(Stored entries)
▽
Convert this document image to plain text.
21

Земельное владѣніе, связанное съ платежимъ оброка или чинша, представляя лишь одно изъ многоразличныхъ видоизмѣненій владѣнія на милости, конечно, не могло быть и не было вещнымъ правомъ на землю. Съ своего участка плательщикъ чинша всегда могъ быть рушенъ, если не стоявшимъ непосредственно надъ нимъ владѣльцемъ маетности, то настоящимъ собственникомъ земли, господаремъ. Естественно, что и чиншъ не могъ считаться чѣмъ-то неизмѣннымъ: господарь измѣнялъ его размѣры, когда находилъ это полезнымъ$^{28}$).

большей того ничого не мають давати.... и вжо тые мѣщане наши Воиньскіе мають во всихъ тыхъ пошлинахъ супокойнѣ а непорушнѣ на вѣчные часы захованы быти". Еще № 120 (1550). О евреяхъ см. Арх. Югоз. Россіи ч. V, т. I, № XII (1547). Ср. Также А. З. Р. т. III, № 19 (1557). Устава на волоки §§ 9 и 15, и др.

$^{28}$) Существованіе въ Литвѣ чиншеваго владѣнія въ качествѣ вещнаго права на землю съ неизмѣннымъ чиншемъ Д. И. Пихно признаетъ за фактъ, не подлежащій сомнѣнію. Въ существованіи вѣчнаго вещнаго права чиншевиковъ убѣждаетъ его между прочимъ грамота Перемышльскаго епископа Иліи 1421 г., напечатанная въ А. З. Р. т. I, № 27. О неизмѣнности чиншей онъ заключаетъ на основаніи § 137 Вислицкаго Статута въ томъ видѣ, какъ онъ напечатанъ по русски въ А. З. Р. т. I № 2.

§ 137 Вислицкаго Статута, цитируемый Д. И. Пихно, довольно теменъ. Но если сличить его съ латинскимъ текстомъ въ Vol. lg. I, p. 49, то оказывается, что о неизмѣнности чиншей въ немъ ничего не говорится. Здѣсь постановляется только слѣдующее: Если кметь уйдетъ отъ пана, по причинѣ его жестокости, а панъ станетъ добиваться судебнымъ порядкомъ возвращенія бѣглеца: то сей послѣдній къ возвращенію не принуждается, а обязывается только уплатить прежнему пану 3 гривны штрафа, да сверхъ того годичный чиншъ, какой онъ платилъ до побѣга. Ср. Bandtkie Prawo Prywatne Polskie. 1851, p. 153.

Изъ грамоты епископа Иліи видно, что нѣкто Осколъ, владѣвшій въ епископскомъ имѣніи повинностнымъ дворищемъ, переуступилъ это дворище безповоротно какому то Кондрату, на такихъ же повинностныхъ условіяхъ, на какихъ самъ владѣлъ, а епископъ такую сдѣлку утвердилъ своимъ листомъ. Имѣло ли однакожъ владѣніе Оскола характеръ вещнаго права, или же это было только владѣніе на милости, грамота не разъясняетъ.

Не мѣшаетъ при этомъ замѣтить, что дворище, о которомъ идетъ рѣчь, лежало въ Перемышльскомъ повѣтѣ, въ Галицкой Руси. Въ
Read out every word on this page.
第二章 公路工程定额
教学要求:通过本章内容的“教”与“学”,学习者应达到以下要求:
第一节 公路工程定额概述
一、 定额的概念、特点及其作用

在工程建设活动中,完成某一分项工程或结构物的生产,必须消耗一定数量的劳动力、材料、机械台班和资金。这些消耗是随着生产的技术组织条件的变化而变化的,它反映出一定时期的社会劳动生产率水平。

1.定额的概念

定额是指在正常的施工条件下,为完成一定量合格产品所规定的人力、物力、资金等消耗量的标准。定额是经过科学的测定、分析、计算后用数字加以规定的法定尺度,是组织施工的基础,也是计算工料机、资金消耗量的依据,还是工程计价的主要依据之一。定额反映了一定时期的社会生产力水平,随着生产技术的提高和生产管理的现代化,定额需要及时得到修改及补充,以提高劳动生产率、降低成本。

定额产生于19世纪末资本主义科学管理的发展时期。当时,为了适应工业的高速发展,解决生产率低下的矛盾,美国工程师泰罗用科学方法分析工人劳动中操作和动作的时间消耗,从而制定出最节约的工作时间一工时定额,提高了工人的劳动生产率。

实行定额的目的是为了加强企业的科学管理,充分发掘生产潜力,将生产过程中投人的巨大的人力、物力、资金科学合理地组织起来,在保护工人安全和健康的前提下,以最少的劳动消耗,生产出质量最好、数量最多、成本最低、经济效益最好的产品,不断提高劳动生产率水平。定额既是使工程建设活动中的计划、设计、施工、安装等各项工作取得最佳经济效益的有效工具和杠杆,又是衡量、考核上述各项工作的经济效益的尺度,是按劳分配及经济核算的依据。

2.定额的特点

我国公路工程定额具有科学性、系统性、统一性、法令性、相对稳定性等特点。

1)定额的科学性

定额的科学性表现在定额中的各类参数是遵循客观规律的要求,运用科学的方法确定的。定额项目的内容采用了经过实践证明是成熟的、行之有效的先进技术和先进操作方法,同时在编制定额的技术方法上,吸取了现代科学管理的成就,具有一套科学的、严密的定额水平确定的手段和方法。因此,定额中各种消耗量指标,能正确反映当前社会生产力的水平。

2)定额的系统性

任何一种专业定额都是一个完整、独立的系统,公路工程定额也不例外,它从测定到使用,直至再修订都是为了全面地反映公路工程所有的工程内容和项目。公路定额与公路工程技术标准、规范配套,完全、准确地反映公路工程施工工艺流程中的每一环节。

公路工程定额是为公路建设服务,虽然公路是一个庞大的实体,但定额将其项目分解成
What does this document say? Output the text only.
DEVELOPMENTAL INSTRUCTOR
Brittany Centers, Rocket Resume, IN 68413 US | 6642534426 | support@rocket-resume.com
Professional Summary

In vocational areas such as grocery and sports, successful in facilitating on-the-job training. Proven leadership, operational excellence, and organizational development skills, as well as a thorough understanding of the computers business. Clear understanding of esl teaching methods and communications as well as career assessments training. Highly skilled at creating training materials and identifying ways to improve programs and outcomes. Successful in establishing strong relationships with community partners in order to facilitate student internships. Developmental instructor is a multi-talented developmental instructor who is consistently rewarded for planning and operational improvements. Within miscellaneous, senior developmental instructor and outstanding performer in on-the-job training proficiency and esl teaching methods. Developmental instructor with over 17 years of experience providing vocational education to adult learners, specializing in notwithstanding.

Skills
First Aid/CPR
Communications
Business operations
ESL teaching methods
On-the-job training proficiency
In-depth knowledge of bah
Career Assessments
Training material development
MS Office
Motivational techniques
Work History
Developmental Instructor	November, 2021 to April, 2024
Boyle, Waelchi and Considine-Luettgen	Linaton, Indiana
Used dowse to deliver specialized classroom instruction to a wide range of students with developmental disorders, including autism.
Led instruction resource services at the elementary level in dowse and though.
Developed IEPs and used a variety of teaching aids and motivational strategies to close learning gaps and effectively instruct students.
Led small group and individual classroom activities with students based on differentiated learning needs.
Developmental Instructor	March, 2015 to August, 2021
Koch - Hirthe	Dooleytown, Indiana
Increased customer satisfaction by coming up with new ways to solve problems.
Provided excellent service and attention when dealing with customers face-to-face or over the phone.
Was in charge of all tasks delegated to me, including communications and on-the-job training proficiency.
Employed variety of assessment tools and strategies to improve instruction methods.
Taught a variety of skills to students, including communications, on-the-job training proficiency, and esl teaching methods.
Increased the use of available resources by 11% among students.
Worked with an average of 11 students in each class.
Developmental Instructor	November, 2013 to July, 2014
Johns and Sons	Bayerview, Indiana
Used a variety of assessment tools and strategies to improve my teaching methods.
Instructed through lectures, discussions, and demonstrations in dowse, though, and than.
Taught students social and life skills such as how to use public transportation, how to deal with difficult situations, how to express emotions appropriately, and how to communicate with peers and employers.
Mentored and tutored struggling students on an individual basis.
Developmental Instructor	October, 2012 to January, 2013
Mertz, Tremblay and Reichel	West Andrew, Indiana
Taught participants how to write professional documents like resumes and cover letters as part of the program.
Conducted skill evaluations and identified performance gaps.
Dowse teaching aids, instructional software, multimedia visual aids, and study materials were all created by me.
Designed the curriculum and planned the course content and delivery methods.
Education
△
## Exercise goal:
Locate and copy each line in the data above that includes the word "gaps".

## Answer to the problem:
Developed IEPs and used a variety of teaching aids and motivational strategies to close learning gaps and effectively instruct students.
Conducted skill evaluations and identified performance gaps.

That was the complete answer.